- **What to produce**: The data below must be copied in full and without any change.

─── Task input

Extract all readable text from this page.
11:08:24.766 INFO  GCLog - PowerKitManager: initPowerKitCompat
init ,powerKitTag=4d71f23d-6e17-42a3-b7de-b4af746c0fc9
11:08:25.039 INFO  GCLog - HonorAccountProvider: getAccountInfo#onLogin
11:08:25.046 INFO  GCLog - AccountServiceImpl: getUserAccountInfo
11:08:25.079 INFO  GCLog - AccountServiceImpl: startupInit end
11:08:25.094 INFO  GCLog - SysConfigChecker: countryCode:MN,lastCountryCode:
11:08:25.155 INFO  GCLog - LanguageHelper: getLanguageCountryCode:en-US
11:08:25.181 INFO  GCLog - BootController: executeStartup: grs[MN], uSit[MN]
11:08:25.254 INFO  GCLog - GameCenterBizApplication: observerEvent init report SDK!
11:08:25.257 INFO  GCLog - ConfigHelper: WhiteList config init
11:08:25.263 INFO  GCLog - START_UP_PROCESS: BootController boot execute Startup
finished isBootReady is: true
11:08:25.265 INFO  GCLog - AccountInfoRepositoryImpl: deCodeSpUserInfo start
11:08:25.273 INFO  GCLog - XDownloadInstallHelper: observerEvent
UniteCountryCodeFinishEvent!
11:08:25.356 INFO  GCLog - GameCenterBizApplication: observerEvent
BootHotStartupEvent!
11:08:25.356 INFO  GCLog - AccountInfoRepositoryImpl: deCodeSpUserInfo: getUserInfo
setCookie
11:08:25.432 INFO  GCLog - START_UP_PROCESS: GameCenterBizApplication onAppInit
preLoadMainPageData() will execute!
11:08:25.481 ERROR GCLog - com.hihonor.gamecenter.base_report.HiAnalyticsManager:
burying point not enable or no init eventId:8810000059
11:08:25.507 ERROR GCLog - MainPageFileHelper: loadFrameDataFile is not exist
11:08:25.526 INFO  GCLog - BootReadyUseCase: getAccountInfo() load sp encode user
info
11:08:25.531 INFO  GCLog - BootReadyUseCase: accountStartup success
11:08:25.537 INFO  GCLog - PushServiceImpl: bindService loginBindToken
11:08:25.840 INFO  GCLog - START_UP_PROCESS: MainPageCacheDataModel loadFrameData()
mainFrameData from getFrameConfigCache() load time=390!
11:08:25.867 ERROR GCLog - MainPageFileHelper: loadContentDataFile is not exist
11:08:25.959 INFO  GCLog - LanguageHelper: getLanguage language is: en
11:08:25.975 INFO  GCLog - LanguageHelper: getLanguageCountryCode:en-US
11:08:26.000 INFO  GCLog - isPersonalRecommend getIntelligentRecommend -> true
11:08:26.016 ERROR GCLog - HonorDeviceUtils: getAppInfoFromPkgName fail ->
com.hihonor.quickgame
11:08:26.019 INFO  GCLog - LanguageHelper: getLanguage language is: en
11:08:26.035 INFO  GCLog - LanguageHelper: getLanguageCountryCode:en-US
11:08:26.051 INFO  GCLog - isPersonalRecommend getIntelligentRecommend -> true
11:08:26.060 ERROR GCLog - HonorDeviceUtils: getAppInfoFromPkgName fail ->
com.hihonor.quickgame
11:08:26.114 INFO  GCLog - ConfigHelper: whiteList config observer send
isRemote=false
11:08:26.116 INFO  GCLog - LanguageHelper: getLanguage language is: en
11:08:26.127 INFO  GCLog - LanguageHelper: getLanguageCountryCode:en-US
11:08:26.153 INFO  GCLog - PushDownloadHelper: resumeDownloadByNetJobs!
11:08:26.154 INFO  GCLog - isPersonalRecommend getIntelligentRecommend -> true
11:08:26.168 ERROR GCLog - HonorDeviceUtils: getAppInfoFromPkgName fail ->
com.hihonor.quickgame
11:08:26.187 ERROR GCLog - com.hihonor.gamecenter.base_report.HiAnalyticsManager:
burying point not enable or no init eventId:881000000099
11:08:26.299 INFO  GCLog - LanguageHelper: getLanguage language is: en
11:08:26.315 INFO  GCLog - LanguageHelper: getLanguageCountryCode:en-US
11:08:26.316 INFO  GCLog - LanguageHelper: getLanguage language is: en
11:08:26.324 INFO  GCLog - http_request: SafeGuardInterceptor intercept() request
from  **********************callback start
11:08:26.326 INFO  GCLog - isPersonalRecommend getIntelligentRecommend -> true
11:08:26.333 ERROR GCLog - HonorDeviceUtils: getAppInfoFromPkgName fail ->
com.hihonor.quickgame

──────

- **Output for this task**:
Extract all readable text from this page.
11:08:24.766 INFO  GCLog - PowerKitManager: initPowerKitCompat
init ,powerKitTag=4d71f23d-6e17-42a3-b7de-b4af746c0fc9
11:08:25.039 INFO  GCLog - HonorAccountProvider: getAccountInfo#onLogin
11:08:25.046 INFO  GCLog - AccountServiceImpl: getUserAccountInfo
11:08:25.079 INFO  GCLog - AccountServiceImpl: startupInit end
11:08:25.094 INFO  GCLog - SysConfigChecker: countryCode:MN,lastCountryCode:
11:08:25.155 INFO  GCLog - LanguageHelper: getLanguageCountryCode:en-US
11:08:25.181 INFO  GCLog - BootController: executeStartup: grs[MN], uSit[MN]
11:08:25.254 INFO  GCLog - GameCenterBizApplication: observerEvent init report SDK!
11:08:25.257 INFO  GCLog - ConfigHelper: WhiteList config init
11:08:25.263 INFO  GCLog - START_UP_PROCESS: BootController boot execute Startup
finished isBootReady is: true
11:08:25.265 INFO  GCLog - AccountInfoRepositoryImpl: deCodeSpUserInfo start
11:08:25.273 INFO  GCLog - XDownloadInstallHelper: observerEvent
UniteCountryCodeFinishEvent!
11:08:25.356 INFO  GCLog - GameCenterBizApplication: observerEvent
BootHotStartupEvent!
11:08:25.356 INFO  GCLog - AccountInfoRepositoryImpl: deCodeSpUserInfo: getUserInfo
setCookie
11:08:25.432 INFO  GCLog - START_UP_PROCESS: GameCenterBizApplication onAppInit
preLoadMainPageData() will execute!
11:08:25.481 ERROR GCLog - com.hihonor.gamecenter.base_report.HiAnalyticsManager:
burying point not enable or no init eventId:8810000059
11:08:25.507 ERROR GCLog - MainPageFileHelper: loadFrameDataFile is not exist
11:08:25.526 INFO  GCLog - BootReadyUseCase: getAccountInfo() load sp encode user
info
11:08:25.531 INFO  GCLog - BootReadyUseCase: accountStartup success
11:08:25.537 INFO  GCLog - PushServiceImpl: bindService loginBindToken
11:08:25.840 INFO  GCLog - START_UP_PROCESS: MainPageCacheDataModel loadFrameData()
mainFrameData from getFrameConfigCache() load time=390!
11:08:25.867 ERROR GCLog - MainPageFileHelper: loadContentDataFile is not exist
11:08:25.959 INFO  GCLog - LanguageHelper: getLanguage language is: en
11:08:25.975 INFO  GCLog - LanguageHelper: getLanguageCountryCode:en-US
11:08:26.000 INFO  GCLog - isPersonalRecommend getIntelligentRecommend -> true
11:08:26.016 ERROR GCLog - HonorDeviceUtils: getAppInfoFromPkgName fail ->
com.hihonor.quickgame
11:08:26.019 INFO  GCLog - LanguageHelper: getLanguage language is: en
11:08:26.035 INFO  GCLog - LanguageHelper: getLanguageCountryCode:en-US
11:08:26.051 INFO  GCLog - isPersonalRecommend getIntelligentRecommend -> true
11:08:26.060 ERROR GCLog - HonorDeviceUtils: getAppInfoFromPkgName fail ->
com.hihonor.quickgame
11:08:26.114 INFO  GCLog - ConfigHelper: whiteList config observer send
isRemote=false
11:08:26.116 INFO  GCLog - LanguageHelper: getLanguage language is: en
11:08:26.127 INFO  GCLog - LanguageHelper: getLanguageCountryCode:en-US
11:08:26.153 INFO  GCLog - PushDownloadHelper: resumeDownloadByNetJobs!
11:08:26.154 INFO  GCLog - isPersonalRecommend getIntelligentRecommend -> true
11:08:26.168 ERROR GCLog - HonorDeviceUtils: getAppInfoFromPkgName fail ->
com.hihonor.quickgame
11:08:26.187 ERROR GCLog - com.hihonor.gamecenter.base_report.HiAnalyticsManager:
burying point not enable or no init eventId:881000000099
11:08:26.299 INFO  GCLog - LanguageHelper: getLanguage language is: en
11:08:26.315 INFO  GCLog - LanguageHelper: getLanguageCountryCode:en-US
11:08:26.316 INFO  GCLog - LanguageHelper: getLanguage language is: en
11:08:26.324 INFO  GCLog - http_request: SafeGuardInterceptor intercept() request
from  **********************callback start
11:08:26.326 INFO  GCLog - isPersonalRecommend getIntelligentRecommend -> true
11:08:26.333 ERROR GCLog - HonorDeviceUtils: getAppInfoFromPkgName fail ->
com.hihonor.quickgame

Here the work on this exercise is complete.